● GOAL:
Output the records. Match them exactly.

● ● ● ●

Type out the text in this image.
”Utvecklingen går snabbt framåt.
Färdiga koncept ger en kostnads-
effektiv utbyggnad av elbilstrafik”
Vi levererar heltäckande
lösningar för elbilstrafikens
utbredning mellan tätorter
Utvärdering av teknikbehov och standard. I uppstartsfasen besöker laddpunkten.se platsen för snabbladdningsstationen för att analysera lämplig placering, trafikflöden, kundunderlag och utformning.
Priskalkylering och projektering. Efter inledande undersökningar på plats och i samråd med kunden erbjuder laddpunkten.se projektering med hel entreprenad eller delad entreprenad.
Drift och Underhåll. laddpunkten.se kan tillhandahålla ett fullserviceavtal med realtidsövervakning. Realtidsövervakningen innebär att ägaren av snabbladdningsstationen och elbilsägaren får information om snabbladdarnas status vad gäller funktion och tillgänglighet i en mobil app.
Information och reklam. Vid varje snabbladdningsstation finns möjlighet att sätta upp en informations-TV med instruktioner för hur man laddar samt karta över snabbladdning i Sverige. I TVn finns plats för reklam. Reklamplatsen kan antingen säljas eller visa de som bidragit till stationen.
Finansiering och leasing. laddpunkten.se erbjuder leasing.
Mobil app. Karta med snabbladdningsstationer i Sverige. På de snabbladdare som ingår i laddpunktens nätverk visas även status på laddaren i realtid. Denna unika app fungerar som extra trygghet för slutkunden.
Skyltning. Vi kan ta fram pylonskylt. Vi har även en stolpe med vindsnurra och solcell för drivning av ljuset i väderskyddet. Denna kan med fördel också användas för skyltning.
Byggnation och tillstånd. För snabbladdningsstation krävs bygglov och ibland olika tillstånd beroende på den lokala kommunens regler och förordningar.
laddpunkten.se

● ● ● ●

● FULL OUTPUT:
Type out the text in this image.
”Utvecklingen går snabbt framåt.
Färdiga koncept ger en kostnads-
effektiv utbyggnad av elbilstrafik”
Vi levererar heltäckande
lösningar för elbilstrafikens
utbredning mellan tätorter
Utvärdering av teknikbehov och standard. I uppstartsfasen besöker laddpunkten.se platsen för snabbladdningsstationen för att analysera lämplig placering, trafikflöden, kundunderlag och utformning.
Priskalkylering och projektering. Efter inledande undersökningar på plats och i samråd med kunden erbjuder laddpunkten.se projektering med hel entreprenad eller delad entreprenad.
Drift och Underhåll. laddpunkten.se kan tillhandahålla ett fullserviceavtal med realtidsövervakning. Realtidsövervakningen innebär att ägaren av snabbladdningsstationen och elbilsägaren får information om snabbladdarnas status vad gäller funktion och tillgänglighet i en mobil app.
Information och reklam. Vid varje snabbladdningsstation finns möjlighet att sätta upp en informations-TV med instruktioner för hur man laddar samt karta över snabbladdning i Sverige. I TVn finns plats för reklam. Reklamplatsen kan antingen säljas eller visa de som bidragit till stationen.
Finansiering och leasing. laddpunkten.se erbjuder leasing.
Mobil app. Karta med snabbladdningsstationer i Sverige. På de snabbladdare som ingår i laddpunktens nätverk visas även status på laddaren i realtid. Denna unika app fungerar som extra trygghet för slutkunden.
Skyltning. Vi kan ta fram pylonskylt. Vi har även en stolpe med vindsnurra och solcell för drivning av ljuset i väderskyddet. Denna kan med fördel också användas för skyltning.
Byggnation och tillstånd. För snabbladdningsstation krävs bygglov och ibland olika tillstånd beroende på den lokala kommunens regler och förordningar.
laddpunkten.se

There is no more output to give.